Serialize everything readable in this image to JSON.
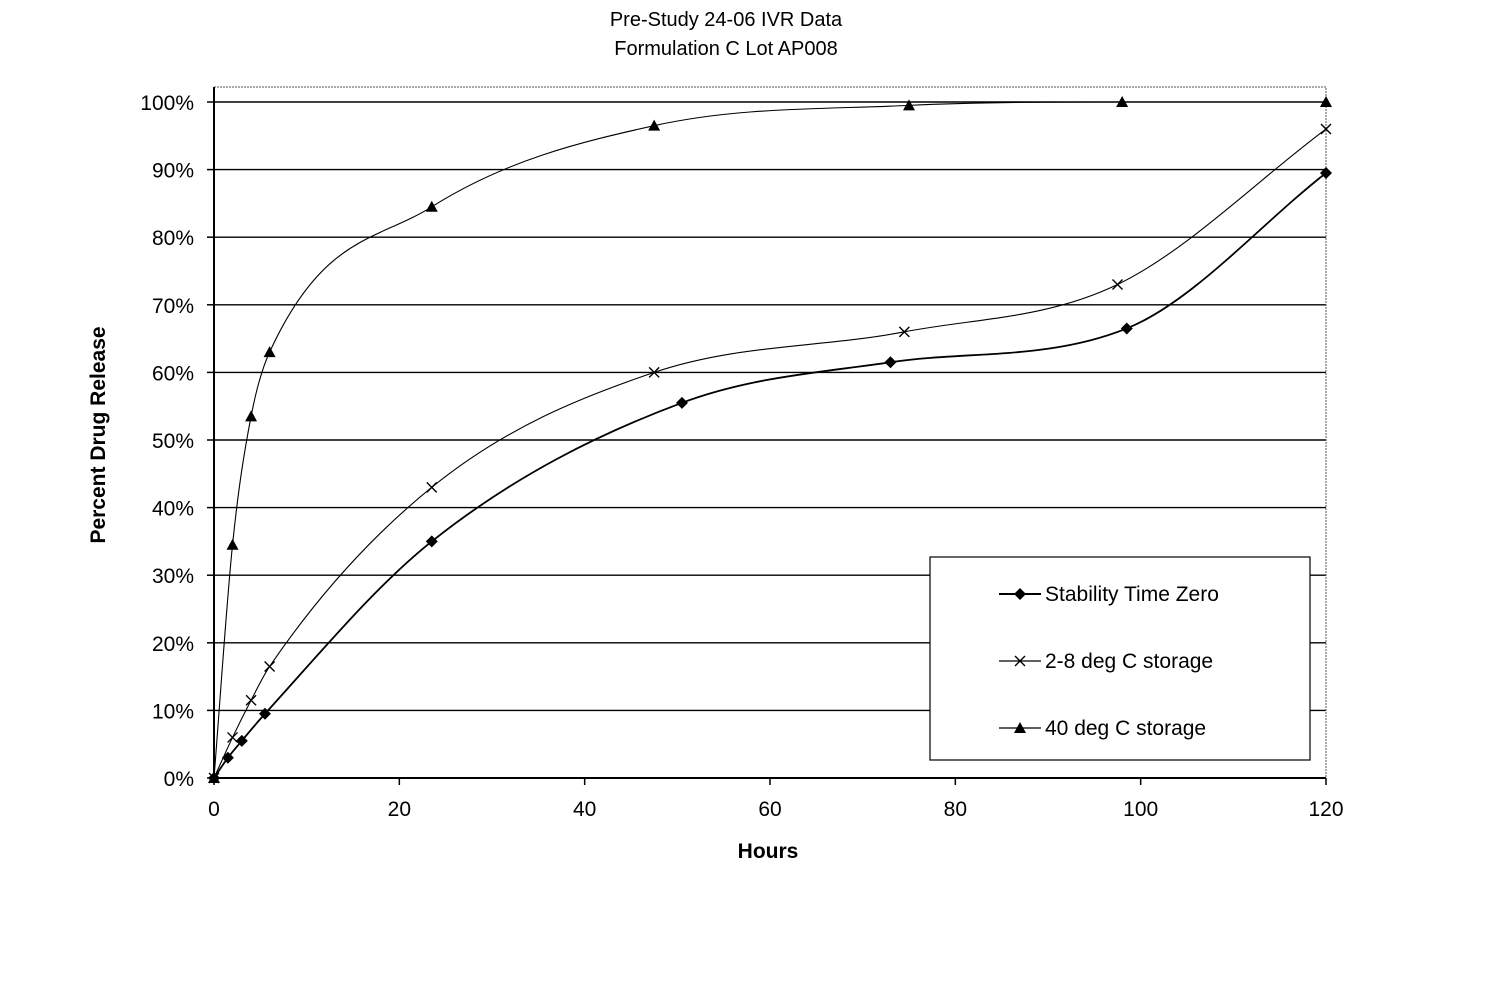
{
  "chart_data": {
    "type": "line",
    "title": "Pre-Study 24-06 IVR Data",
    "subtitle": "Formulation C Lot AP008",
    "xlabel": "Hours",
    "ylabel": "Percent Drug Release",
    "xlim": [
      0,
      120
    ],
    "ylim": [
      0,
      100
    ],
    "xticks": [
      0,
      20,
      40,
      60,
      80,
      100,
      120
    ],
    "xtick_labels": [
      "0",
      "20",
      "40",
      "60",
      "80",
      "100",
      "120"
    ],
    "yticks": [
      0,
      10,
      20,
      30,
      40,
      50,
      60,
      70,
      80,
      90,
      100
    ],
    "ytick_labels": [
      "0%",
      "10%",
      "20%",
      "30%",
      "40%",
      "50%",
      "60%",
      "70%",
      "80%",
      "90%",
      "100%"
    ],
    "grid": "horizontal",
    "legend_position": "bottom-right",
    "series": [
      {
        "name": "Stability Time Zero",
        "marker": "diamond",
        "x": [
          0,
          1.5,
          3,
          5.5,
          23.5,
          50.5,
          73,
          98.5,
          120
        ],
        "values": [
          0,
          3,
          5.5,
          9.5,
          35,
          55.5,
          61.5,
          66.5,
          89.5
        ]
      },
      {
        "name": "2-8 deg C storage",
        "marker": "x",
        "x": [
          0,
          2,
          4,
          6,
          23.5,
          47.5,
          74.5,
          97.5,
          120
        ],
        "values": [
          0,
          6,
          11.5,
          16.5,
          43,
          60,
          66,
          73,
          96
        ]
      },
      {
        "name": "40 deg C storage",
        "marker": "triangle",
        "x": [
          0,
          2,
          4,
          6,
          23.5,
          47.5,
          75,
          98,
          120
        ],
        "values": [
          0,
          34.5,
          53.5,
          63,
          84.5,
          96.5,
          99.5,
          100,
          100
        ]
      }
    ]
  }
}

= = = = =

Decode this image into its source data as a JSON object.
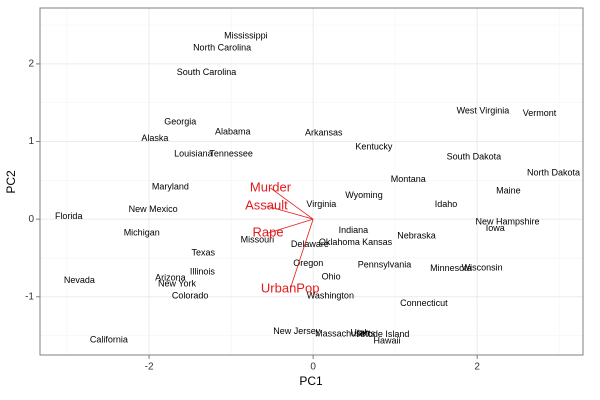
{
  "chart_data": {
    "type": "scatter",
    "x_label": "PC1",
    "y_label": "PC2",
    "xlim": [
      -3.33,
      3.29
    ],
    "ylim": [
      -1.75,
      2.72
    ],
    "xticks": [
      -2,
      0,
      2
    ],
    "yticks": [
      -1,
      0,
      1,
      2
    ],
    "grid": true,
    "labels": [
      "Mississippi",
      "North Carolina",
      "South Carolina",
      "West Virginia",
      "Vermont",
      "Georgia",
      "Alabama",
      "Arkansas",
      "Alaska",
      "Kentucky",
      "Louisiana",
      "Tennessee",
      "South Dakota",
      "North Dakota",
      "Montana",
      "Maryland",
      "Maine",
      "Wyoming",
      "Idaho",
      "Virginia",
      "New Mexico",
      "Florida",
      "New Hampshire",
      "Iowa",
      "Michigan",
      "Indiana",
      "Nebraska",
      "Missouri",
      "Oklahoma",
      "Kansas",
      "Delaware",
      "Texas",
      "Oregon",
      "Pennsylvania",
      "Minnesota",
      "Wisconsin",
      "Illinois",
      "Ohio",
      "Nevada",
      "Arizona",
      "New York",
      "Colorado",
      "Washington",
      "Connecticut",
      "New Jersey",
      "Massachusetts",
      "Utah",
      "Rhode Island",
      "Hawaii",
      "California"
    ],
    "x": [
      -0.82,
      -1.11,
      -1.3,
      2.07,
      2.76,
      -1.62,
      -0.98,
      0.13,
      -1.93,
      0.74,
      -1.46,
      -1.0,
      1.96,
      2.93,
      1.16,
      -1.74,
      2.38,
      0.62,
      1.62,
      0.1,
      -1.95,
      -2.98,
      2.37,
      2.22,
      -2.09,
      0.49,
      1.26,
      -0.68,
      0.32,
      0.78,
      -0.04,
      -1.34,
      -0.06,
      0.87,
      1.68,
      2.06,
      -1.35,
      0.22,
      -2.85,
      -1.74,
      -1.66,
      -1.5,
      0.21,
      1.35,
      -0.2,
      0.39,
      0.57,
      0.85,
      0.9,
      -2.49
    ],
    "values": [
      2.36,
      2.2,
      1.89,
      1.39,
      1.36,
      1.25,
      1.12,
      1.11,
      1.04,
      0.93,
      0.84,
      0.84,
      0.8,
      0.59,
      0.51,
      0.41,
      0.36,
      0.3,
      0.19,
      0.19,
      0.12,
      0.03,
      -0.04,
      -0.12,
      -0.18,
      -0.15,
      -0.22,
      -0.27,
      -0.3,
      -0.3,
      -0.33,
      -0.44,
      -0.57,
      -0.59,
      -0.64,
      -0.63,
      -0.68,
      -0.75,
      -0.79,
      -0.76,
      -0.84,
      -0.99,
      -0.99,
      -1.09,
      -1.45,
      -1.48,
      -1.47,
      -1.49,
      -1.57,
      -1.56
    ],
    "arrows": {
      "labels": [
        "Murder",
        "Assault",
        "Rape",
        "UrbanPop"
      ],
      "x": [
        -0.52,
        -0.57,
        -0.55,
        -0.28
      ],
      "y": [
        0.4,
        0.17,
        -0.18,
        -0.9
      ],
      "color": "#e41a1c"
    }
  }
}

= = = = =

TASK TO CARRY OUT: Tally every line of the listing that holds the string "marker", then give the number by itself.

SOLUTION BELOW: 3